Stored items from a collection:
____________________

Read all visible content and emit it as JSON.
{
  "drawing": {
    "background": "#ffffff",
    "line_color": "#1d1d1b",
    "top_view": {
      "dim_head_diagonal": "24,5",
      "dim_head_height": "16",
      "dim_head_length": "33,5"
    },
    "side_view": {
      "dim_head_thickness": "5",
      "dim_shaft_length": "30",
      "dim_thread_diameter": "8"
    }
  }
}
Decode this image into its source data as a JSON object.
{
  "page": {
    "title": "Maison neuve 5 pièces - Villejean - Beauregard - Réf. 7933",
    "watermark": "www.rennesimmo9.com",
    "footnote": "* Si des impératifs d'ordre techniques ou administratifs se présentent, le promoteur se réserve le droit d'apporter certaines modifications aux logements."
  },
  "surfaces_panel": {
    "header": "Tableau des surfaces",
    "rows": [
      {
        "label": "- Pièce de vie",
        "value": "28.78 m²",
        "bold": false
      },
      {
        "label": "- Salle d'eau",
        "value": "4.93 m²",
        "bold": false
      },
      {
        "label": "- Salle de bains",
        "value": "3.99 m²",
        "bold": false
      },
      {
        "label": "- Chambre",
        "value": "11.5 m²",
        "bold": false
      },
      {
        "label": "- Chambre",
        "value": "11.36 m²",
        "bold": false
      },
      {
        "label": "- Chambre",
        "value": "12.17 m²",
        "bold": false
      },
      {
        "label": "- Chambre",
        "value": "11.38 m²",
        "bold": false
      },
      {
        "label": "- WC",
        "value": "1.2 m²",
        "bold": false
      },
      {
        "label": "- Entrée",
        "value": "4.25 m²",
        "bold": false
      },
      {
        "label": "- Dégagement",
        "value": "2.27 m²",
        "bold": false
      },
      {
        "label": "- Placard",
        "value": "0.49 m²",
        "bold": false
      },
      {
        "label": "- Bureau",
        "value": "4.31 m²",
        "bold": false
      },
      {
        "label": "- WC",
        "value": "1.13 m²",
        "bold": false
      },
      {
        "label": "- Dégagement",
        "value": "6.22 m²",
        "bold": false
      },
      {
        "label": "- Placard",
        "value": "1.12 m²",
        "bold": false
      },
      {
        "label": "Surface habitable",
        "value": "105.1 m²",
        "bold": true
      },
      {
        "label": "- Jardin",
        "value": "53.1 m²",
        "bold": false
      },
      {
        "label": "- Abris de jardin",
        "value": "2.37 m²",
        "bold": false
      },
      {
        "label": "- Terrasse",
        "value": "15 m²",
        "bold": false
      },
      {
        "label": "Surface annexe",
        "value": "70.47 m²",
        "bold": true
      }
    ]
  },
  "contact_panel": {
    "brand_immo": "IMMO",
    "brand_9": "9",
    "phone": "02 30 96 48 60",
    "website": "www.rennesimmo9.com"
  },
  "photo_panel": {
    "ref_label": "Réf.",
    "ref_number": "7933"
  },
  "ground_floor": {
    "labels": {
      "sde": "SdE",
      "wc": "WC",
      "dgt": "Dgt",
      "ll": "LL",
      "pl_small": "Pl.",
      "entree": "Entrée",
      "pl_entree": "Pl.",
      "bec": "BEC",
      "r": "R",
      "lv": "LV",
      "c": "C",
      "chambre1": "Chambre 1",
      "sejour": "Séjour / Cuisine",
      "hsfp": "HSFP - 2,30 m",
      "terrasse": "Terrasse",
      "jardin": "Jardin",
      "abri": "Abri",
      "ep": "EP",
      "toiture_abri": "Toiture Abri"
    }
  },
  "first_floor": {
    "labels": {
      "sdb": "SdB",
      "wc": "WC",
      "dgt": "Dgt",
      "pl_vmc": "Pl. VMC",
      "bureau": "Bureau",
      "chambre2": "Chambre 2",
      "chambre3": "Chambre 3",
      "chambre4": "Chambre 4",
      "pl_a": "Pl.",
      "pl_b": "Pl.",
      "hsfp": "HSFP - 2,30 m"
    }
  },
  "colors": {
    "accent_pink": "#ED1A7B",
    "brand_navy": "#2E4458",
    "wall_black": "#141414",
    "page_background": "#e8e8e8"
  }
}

____________________

> [Exercise brief]: Write the listing out again, exactly as it reads.

> [Correct output]:
Read all visible content and emit it as JSON.
{
  "drawing": {
    "background": "#ffffff",
    "line_color": "#1d1d1b",
    "top_view": {
      "dim_head_diagonal": "24,5",
      "dim_head_height": "16",
      "dim_head_length": "33,5"
    },
    "side_view": {
      "dim_head_thickness": "5",
      "dim_shaft_length": "30",
      "dim_thread_diameter": "8"
    }
  }
}
Decode this image into its source data as a JSON object.
{
  "page": {
    "title": "Maison neuve 5 pièces - Villejean - Beauregard - Réf. 7933",
    "watermark": "www.rennesimmo9.com",
    "footnote": "* Si des impératifs d'ordre techniques ou administratifs se présentent, le promoteur se réserve le droit d'apporter certaines modifications aux logements."
  },
  "surfaces_panel": {
    "header": "Tableau des surfaces",
    "rows": [
      {
        "label": "- Pièce de vie",
        "value": "28.78 m²",
        "bold": false
      },
      {
        "label": "- Salle d'eau",
        "value": "4.93 m²",
        "bold": false
      },
      {
        "label": "- Salle de bains",
        "value": "3.99 m²",
        "bold": false
      },
      {
        "label": "- Chambre",
        "value": "11.5 m²",
        "bold": false
      },
      {
        "label": "- Chambre",
        "value": "11.36 m²",
        "bold": false
      },
      {
        "label": "- Chambre",
        "value": "12.17 m²",
        "bold": false
      },
      {
        "label": "- Chambre",
        "value": "11.38 m²",
        "bold": false
      },
      {
        "label": "- WC",
        "value": "1.2 m²",
        "bold": false
      },
      {
        "label": "- Entrée",
        "value": "4.25 m²",
        "bold": false
      },
      {
        "label": "- Dégagement",
        "value": "2.27 m²",
        "bold": false
      },
      {
        "label": "- Placard",
        "value": "0.49 m²",
        "bold": false
      },
      {
        "label": "- Bureau",
        "value": "4.31 m²",
        "bold": false
      },
      {
        "label": "- WC",
        "value": "1.13 m²",
        "bold": false
      },
      {
        "label": "- Dégagement",
        "value": "6.22 m²",
        "bold": false
      },
      {
        "label": "- Placard",
        "value": "1.12 m²",
        "bold": false
      },
      {
        "label": "Surface habitable",
        "value": "105.1 m²",
        "bold": true
      },
      {
        "label": "- Jardin",
        "value": "53.1 m²",
        "bold": false
      },
      {
        "label": "- Abris de jardin",
        "value": "2.37 m²",
        "bold": false
      },
      {
        "label": "- Terrasse",
        "value": "15 m²",
        "bold": false
      },
      {
        "label": "Surface annexe",
        "value": "70.47 m²",
        "bold": true
      }
    ]
  },
  "contact_panel": {
    "brand_immo": "IMMO",
    "brand_9": "9",
    "phone": "02 30 96 48 60",
    "website": "www.rennesimmo9.com"
  },
  "photo_panel": {
    "ref_label": "Réf.",
    "ref_number": "7933"
  },
  "ground_floor": {
    "labels": {
      "sde": "SdE",
      "wc": "WC",
      "dgt": "Dgt",
      "ll": "LL",
      "pl_small": "Pl.",
      "entree": "Entrée",
      "pl_entree": "Pl.",
      "bec": "BEC",
      "r": "R",
      "lv": "LV",
      "c": "C",
      "chambre1": "Chambre 1",
      "sejour": "Séjour / Cuisine",
      "hsfp": "HSFP - 2,30 m",
      "terrasse": "Terrasse",
      "jardin": "Jardin",
      "abri": "Abri",
      "ep": "EP",
      "toiture_abri": "Toiture Abri"
    }
  },
  "first_floor": {
    "labels": {
      "sdb": "SdB",
      "wc": "WC",
      "dgt": "Dgt",
      "pl_vmc": "Pl. VMC",
      "bureau": "Bureau",
      "chambre2": "Chambre 2",
      "chambre3": "Chambre 3",
      "chambre4": "Chambre 4",
      "pl_a": "Pl.",
      "pl_b": "Pl.",
      "hsfp": "HSFP - 2,30 m"
    }
  },
  "colors": {
    "accent_pink": "#ED1A7B",
    "brand_navy": "#2E4458",
    "wall_black": "#141414",
    "page_background": "#e8e8e8"
  }
}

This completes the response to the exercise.